- [WHAT TO PRODUCE]: Only the number is needed: how many lines of the records include "term"?

- [MATERIAL PROVIDED]:
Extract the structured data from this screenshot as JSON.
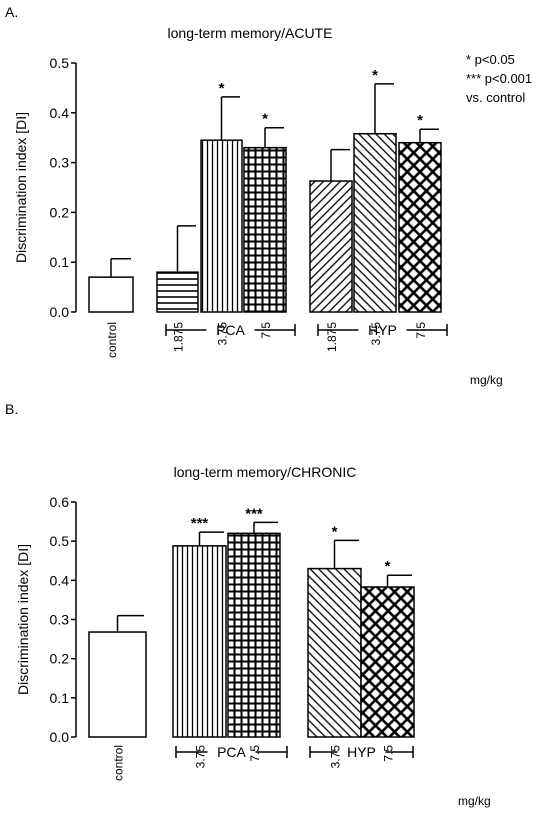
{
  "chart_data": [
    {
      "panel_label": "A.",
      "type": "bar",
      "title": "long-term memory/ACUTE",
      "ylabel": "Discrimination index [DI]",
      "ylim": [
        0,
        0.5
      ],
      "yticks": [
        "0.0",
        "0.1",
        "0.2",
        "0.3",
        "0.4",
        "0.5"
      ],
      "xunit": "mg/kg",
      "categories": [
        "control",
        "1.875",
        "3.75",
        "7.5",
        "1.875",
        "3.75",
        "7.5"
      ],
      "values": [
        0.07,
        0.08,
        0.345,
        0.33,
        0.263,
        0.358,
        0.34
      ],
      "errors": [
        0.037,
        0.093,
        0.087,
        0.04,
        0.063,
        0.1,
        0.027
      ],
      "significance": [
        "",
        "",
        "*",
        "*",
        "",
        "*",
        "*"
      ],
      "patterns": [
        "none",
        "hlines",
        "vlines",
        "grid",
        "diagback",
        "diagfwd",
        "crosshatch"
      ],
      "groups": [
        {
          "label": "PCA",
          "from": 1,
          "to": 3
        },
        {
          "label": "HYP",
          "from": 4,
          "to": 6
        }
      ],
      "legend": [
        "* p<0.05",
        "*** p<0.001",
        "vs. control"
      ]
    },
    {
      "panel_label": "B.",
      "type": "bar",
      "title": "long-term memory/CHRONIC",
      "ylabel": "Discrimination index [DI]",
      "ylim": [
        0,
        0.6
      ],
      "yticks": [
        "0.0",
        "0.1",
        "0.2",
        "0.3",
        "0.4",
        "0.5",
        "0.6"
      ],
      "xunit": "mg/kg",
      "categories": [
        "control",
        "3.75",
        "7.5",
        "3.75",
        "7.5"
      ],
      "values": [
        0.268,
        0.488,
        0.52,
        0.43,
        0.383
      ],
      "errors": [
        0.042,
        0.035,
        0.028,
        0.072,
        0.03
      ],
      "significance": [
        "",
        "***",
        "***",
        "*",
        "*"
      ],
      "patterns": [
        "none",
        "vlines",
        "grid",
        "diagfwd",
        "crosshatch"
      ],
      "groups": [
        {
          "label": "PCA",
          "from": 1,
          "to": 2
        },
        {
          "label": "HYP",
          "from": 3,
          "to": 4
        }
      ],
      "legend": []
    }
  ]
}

- [WRITTEN ANSWER]: 2